## [Work to do]
Report every line in the listing below where the string "působení" shows up.

## [Records provided]
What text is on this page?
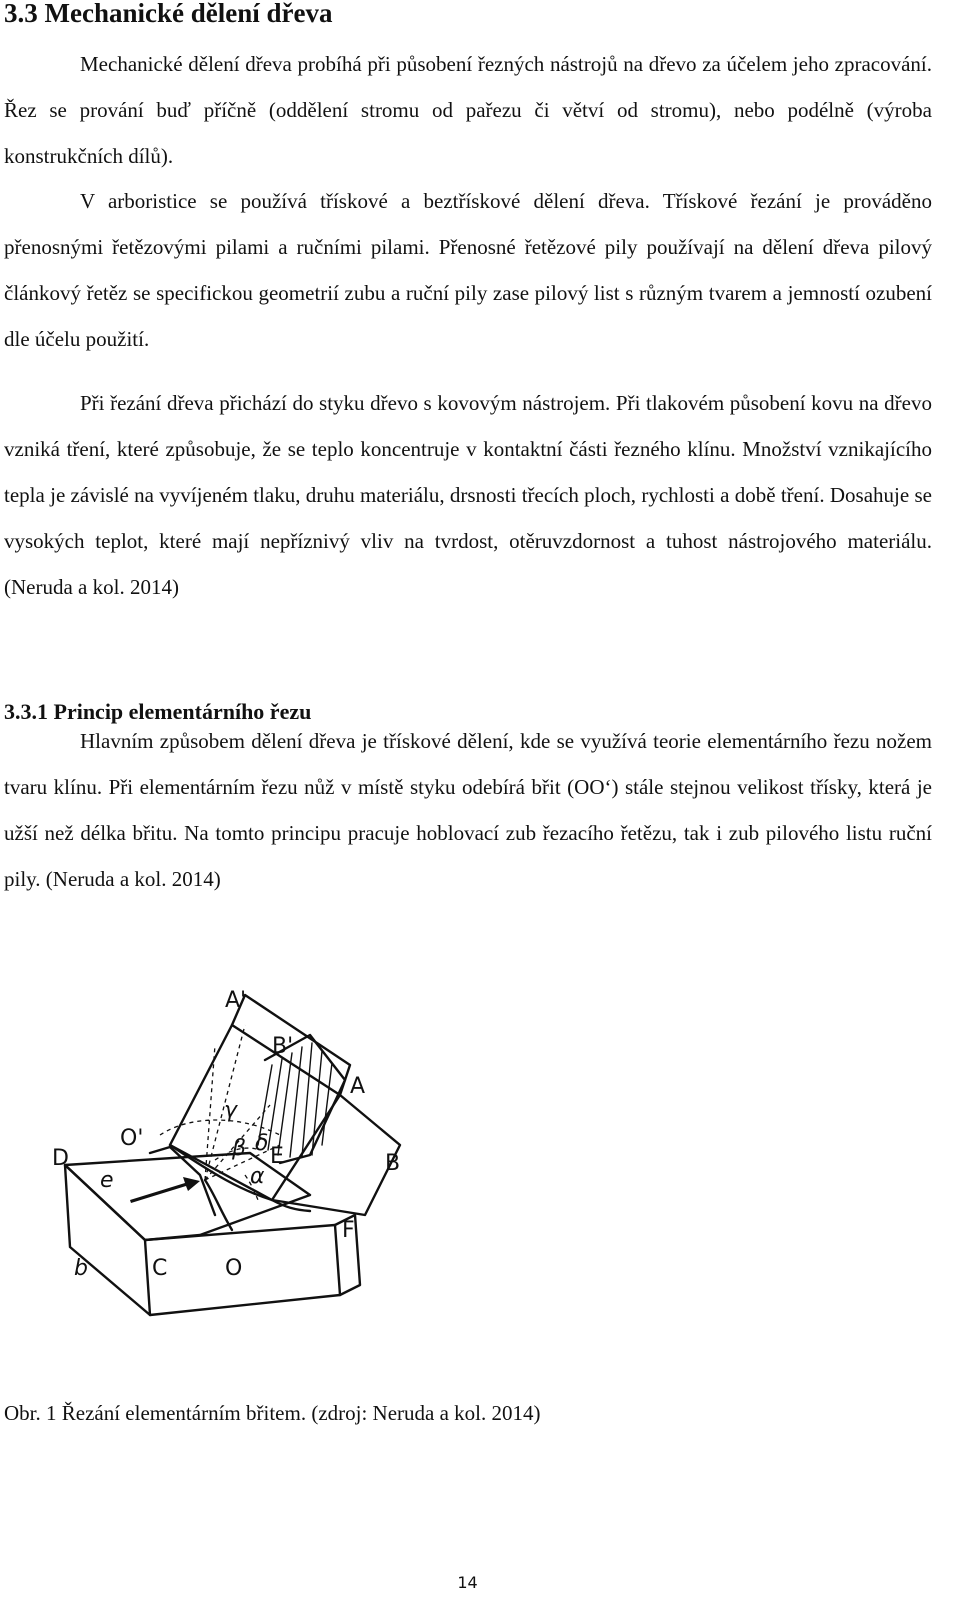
3.3 Mechanické dělení dřeva

Mechanické dělení dřeva probíhá při působení řezných nástrojů na dřevo za účelem jeho zpracování. Řez se prování buď příčně (oddělení stromu od pařezu či větví od stromu), nebo podélně (výroba konstrukčních dílů).

V arboristice se používá třískové a beztřískové dělení dřeva. Třískové řezání je prováděno přenosnými řetězovými pilami a ručními pilami. Přenosné řetězové pily používají na dělení dřeva pilový článkový řetěz se specifickou geometrií zubu a ruční pily zase pilový list s různým tvarem a jemností ozubení dle účelu použití.

Při řezání dřeva přichází do styku dřevo s kovovým nástrojem. Při tlakovém působení kovu na dřevo vzniká tření, které způsobuje, že se teplo koncentruje v kontaktní části řezného klínu. Množství vznikajícího tepla je závislé na vyvíjeném tlaku, druhu materiálu, drsnosti třecích ploch, rychlosti a době tření. Dosahuje se vysokých teplot, které mají nepříznivý vliv na tvrdost, otěruvzdornost a tuhost nástrojového materiálu. (Neruda a kol. 2014)

3.3.1 Princip elementárního řezu

Hlavním způsobem dělení dřeva je třískové dělení, kde se využívá teorie elementárního řezu nožem tvaru klínu. Při elementárním řezu nůž v místě styku odebírá břit (OO‘) stále stejnou velikost třísky, která je užší než délka břitu. Na tomto principu pracuje hoblovací zub řezacího řetězu, tak i zub pilového listu ruční pily. (Neruda a kol. 2014)

A'
B'
A
B
O'
D
e
γ
β δ
E
α
F
C	O
b

Obr. 1 Řezání elementárním břitem. (zdroj: Neruda a kol. 2014)

14
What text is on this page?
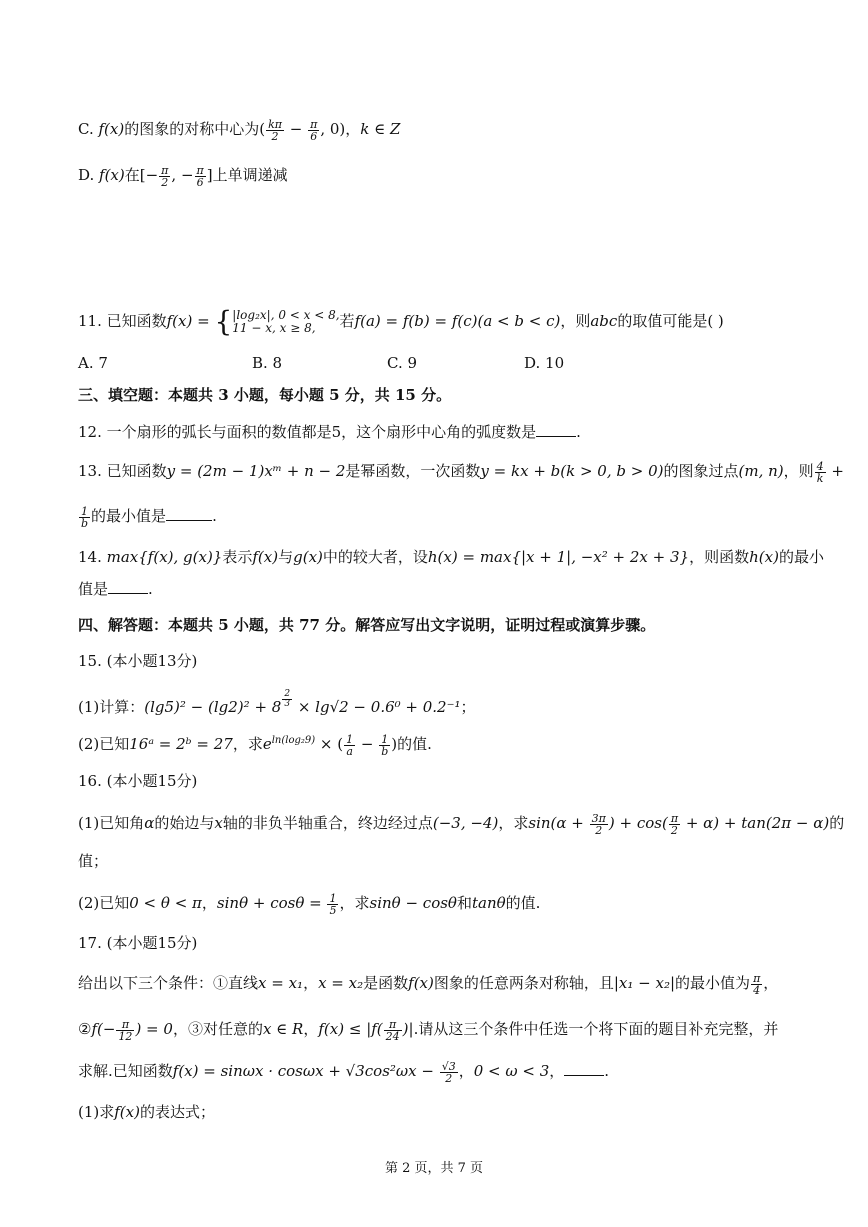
C. f(x)的图象的对称中心为( $\frac{k\pi}{2} - \frac{\pi}{6}$ , 0)，k ∈ Z
D. f(x)在[− $\frac{\pi}{2}$ , − $\frac{\pi}{6}$ ]上单调递减
11. 已知函数f(x) = { |log₂x|, 0 < x < 8,
11 − x, x ≥ 8,	若f(a) = f(b) = f(c)(a < b < c)，则abc的取值可能是( )
A. 7	B. 8	C. 9	D. 10
三、填空题：本题共 3 小题，每小题 5 分，共 15 分。
12. 一个扇形的弧长与面积的数值都是5，这个扇形中心角的弧度数是	.
13. 已知函数y = (2m − 1)xᵐ + n − 2是幂函数，一次函数y = kx + b(k > 0, b > 0)的图象过点(m, n)，则 $\frac{4}{k}$ +
$\frac{1}{b}$ 的最小值是	.
14. max{f(x), g(x)}表示f(x)与g(x)中的较大者，设h(x) = max{|x + 1|, −x² + 2x + 3}，则函数h(x)的最小
值是	.
四、解答题：本题共 5 小题，共 77 分。解答应写出文字说明，证明过程或演算步骤。
15. (本小题13分)
(1)计算：$(\lg 5)^2 - (\lg 2)^2 + 8 \frac{2}{3} \times \lg√2 - 0.6^0 + 0.2^{-1}$；
(2)已知16ᵃ = 2ᵇ = 27，求$e^{ln(log_29)}$ × ( $\frac{1}{a} - \frac{1}{b}$ )的值.
16. (本小题15分)
(1)已知角α的始边与x轴的非负半轴重合，终边经过点(−3, −4)，求$\sin(\alpha + \frac{3\pi}{2}$ ) + $\cos( \frac{\pi}{2} + \alpha) + \tan(2\pi - \alpha)$的
值；
(2)已知0 < θ < π，$\sin\theta + \cos\theta = \frac{1}{5}$ ，求sinθ − cosθ和tanθ的值.
17. (本小题15分)
给出以下三个条件：①直线x = x₁，x = x₂是函数f(x)图象的任意两条对称轴，且|x₁ − x₂|的最小值为 $\frac{\pi}{4}$ ，
②f(− $\frac{\pi}{12}$ ) = 0，③对任意的x ∈ R，$f(x) \le |f( \frac{\pi}{24}$ )|.请从这三个条件中任选一个将下面的题目补充完整，并
求解.已知函数$f(x) = \sin\omega x \cdot \cos\omega x + √3\cos^2\omega x - \frac{√3}{2}$ ，0 < ω < 3，	.
(1)求f(x)的表达式；
第 2 页，共 7 页
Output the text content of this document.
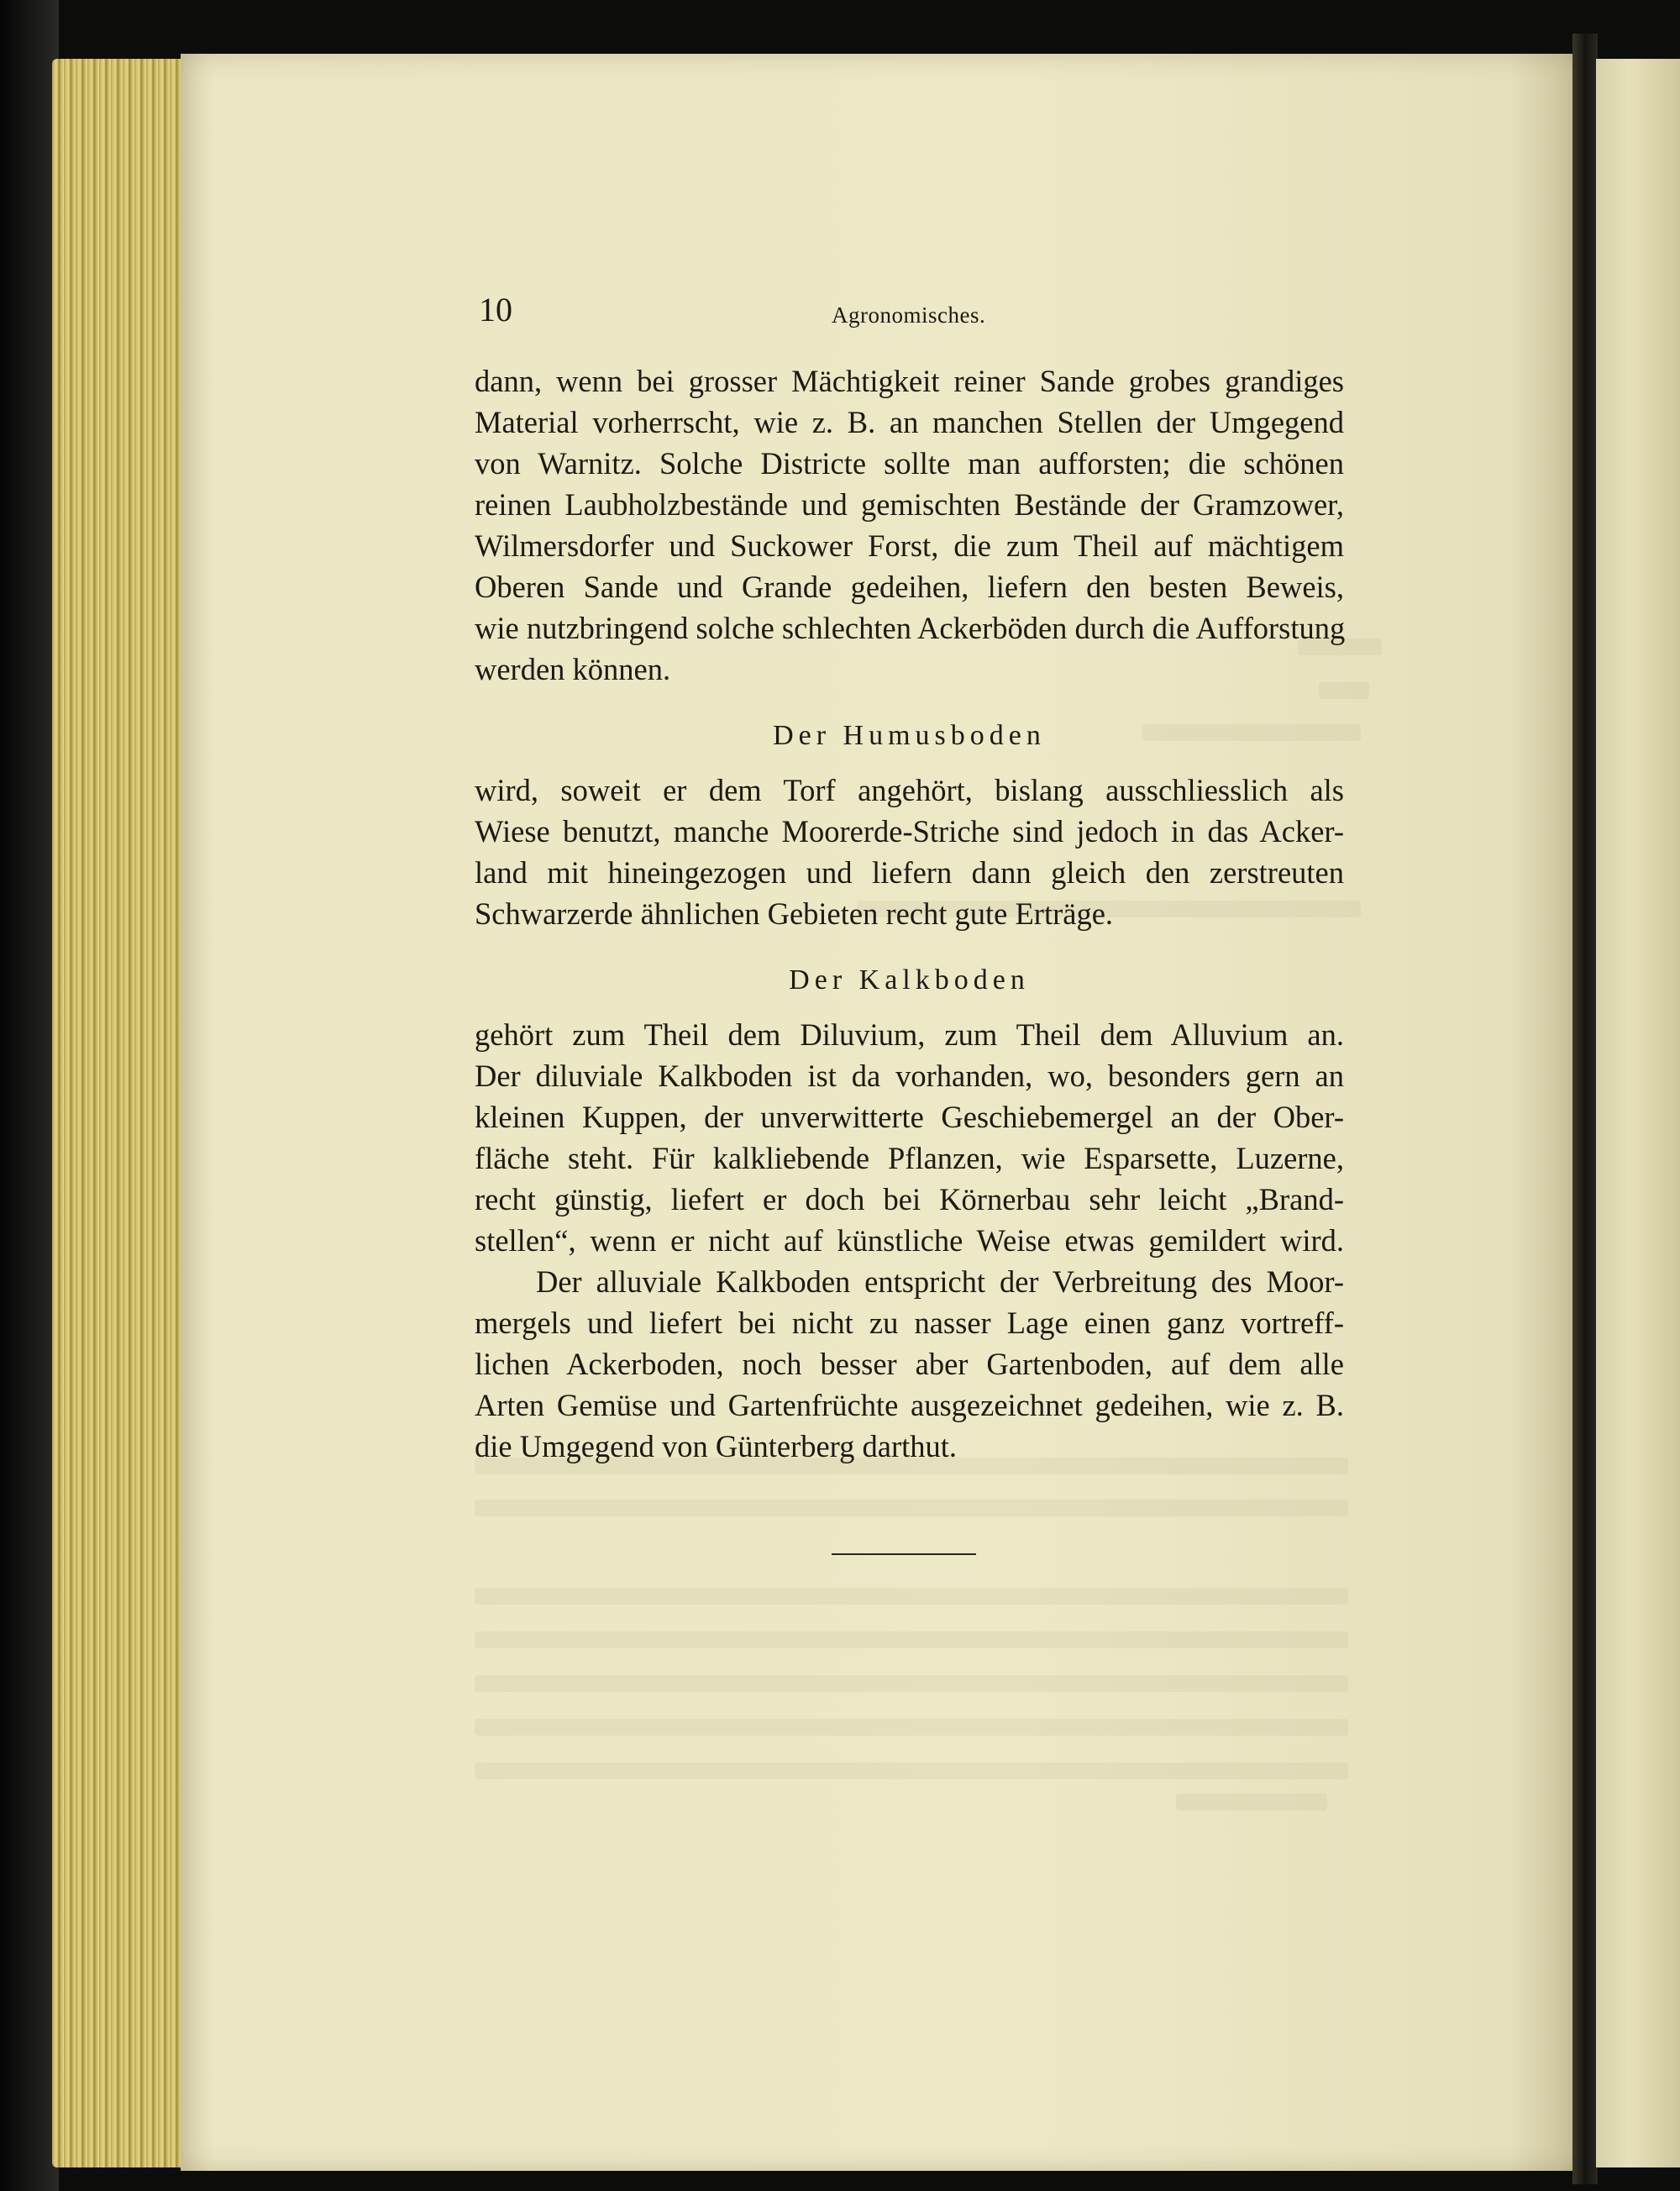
10	Agronomisches.
dann, wenn bei grosser Mächtigkeit reiner Sande grobes grandiges
Material vorherrscht, wie z. B. an manchen Stellen der Umgegend
von Warnitz. Solche Districte sollte man aufforsten; die schönen
reinen Laubholzbestände und gemischten Bestände der Gramzower,
Wilmersdorfer und Suckower Forst, die zum Theil auf mächtigem
Oberen Sande und Grande gedeihen, liefern den besten Beweis,
wie nutzbringend solche schlechten Ackerböden durch die Aufforstung
werden können.
Der Humusboden
wird, soweit er dem Torf angehört, bislang ausschliesslich als
Wiese benutzt, manche Moorerde-Striche sind jedoch in das Acker-
land mit hineingezogen und liefern dann gleich den zerstreuten
Schwarzerde ähnlichen Gebieten recht gute Erträge.
Der Kalkboden
gehört zum Theil dem Diluvium, zum Theil dem Alluvium an.
Der diluviale Kalkboden ist da vorhanden, wo, besonders gern an
kleinen Kuppen, der unverwitterte Geschiebemergel an der Ober-
fläche steht. Für kalkliebende Pflanzen, wie Esparsette, Luzerne,
recht günstig, liefert er doch bei Körnerbau sehr leicht „Brand-
stellen“, wenn er nicht auf künstliche Weise etwas gemildert wird.
Der alluviale Kalkboden entspricht der Verbreitung des Moor-
mergels und liefert bei nicht zu nasser Lage einen ganz vortreff-
lichen Ackerboden, noch besser aber Gartenboden, auf dem alle
Arten Gemüse und Gartenfrüchte ausgezeichnet gedeihen, wie z. B.
die Umgegend von Günterberg darthut.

## [Result]
Mechanické dělení dřeva probíhá při působení řezných nástrojů na dřevo za účelem jeho zpracování. Řez se prování buď příčně (oddělení stromu od pařezu či větví od stromu), nebo podélně (výroba konstrukčních dílů).
Při řezání dřeva přichází do styku dřevo s kovovým nástrojem. Při tlakovém působení kovu na dřevo vzniká tření, které způsobuje, že se teplo koncentruje v kontaktní části řezného klínu. Množství vznikajícího tepla je závislé na vyvíjeném tlaku, druhu materiálu, drsnosti třecích ploch, rychlosti a době tření. Dosahuje se vysokých teplot, které mají nepříznivý vliv na tvrdost, otěruvzdornost a tuhost nástrojového materiálu. (Neruda a kol. 2014)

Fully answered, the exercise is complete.